--- Prompt ---
A faithful transcription of all the data is required.

--- Data listing ---
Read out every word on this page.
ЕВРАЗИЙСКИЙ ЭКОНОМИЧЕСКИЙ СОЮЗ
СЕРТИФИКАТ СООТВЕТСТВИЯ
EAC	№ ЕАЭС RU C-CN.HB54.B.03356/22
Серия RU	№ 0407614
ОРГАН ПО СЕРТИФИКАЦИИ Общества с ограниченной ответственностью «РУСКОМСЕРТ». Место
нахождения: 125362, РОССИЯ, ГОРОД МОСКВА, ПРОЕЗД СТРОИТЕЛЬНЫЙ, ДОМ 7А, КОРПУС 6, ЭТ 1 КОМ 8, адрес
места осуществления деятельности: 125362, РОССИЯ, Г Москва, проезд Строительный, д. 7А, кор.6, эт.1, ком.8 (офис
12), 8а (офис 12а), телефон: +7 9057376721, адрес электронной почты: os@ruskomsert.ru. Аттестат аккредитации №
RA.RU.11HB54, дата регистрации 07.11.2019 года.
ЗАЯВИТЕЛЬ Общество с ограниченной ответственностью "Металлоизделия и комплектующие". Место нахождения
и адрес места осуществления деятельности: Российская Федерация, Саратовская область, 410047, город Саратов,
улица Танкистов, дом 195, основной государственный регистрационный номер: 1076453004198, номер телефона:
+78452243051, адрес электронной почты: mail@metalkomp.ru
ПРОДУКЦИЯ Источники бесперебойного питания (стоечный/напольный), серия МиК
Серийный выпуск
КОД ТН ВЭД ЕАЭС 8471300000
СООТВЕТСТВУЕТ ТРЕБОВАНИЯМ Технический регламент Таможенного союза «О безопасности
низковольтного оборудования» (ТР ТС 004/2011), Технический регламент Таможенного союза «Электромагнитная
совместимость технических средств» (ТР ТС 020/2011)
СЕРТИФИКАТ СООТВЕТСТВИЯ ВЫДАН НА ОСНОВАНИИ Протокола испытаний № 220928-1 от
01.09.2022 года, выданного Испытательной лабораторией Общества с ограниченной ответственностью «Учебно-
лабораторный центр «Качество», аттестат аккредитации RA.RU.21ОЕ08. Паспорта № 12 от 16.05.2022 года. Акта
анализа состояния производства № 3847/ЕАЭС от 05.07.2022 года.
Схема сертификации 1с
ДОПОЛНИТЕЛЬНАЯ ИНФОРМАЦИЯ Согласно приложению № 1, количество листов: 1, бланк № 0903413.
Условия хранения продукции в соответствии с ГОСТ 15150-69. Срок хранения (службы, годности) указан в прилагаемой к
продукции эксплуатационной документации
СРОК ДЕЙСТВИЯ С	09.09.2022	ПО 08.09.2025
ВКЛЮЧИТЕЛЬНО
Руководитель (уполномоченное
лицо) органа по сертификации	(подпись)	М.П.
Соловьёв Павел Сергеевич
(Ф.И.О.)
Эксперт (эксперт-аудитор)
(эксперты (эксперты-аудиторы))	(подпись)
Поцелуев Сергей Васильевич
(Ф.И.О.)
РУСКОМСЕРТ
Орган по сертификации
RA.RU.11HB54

--- The answer ---
Read out every word on this page.
ЕВРАЗИЙСКИЙ ЭКОНОМИЧЕСКИЙ СОЮЗ
СЕРТИФИКАТ СООТВЕТСТВИЯ
EAC	№ ЕАЭС RU C-CN.HB54.B.03356/22
Серия RU	№ 0407614
ОРГАН ПО СЕРТИФИКАЦИИ Общества с ограниченной ответственностью «РУСКОМСЕРТ». Место
нахождения: 125362, РОССИЯ, ГОРОД МОСКВА, ПРОЕЗД СТРОИТЕЛЬНЫЙ, ДОМ 7А, КОРПУС 6, ЭТ 1 КОМ 8, адрес
места осуществления деятельности: 125362, РОССИЯ, Г Москва, проезд Строительный, д. 7А, кор.6, эт.1, ком.8 (офис
12), 8а (офис 12а), телефон: +7 9057376721, адрес электронной почты: os@ruskomsert.ru. Аттестат аккредитации №
RA.RU.11HB54, дата регистрации 07.11.2019 года.
ЗАЯВИТЕЛЬ Общество с ограниченной ответственностью "Металлоизделия и комплектующие". Место нахождения
и адрес места осуществления деятельности: Российская Федерация, Саратовская область, 410047, город Саратов,
улица Танкистов, дом 195, основной государственный регистрационный номер: 1076453004198, номер телефона:
+78452243051, адрес электронной почты: mail@metalkomp.ru
ПРОДУКЦИЯ Источники бесперебойного питания (стоечный/напольный), серия МиК
Серийный выпуск
КОД ТН ВЭД ЕАЭС 8471300000
СООТВЕТСТВУЕТ ТРЕБОВАНИЯМ Технический регламент Таможенного союза «О безопасности
низковольтного оборудования» (ТР ТС 004/2011), Технический регламент Таможенного союза «Электромагнитная
совместимость технических средств» (ТР ТС 020/2011)
СЕРТИФИКАТ СООТВЕТСТВИЯ ВЫДАН НА ОСНОВАНИИ Протокола испытаний № 220928-1 от
01.09.2022 года, выданного Испытательной лабораторией Общества с ограниченной ответственностью «Учебно-
лабораторный центр «Качество», аттестат аккредитации RA.RU.21ОЕ08. Паспорта № 12 от 16.05.2022 года. Акта
анализа состояния производства № 3847/ЕАЭС от 05.07.2022 года.
Схема сертификации 1с
ДОПОЛНИТЕЛЬНАЯ ИНФОРМАЦИЯ Согласно приложению № 1, количество листов: 1, бланк № 0903413.
Условия хранения продукции в соответствии с ГОСТ 15150-69. Срок хранения (службы, годности) указан в прилагаемой к
продукции эксплуатационной документации
СРОК ДЕЙСТВИЯ С	09.09.2022	ПО 08.09.2025
ВКЛЮЧИТЕЛЬНО
Руководитель (уполномоченное
лицо) органа по сертификации	(подпись)	М.П.
Соловьёв Павел Сергеевич
(Ф.И.О.)
Эксперт (эксперт-аудитор)
(эксперты (эксперты-аудиторы))	(подпись)
Поцелуев Сергей Васильевич
(Ф.И.О.)
РУСКОМСЕРТ
Орган по сертификации
RA.RU.11HB54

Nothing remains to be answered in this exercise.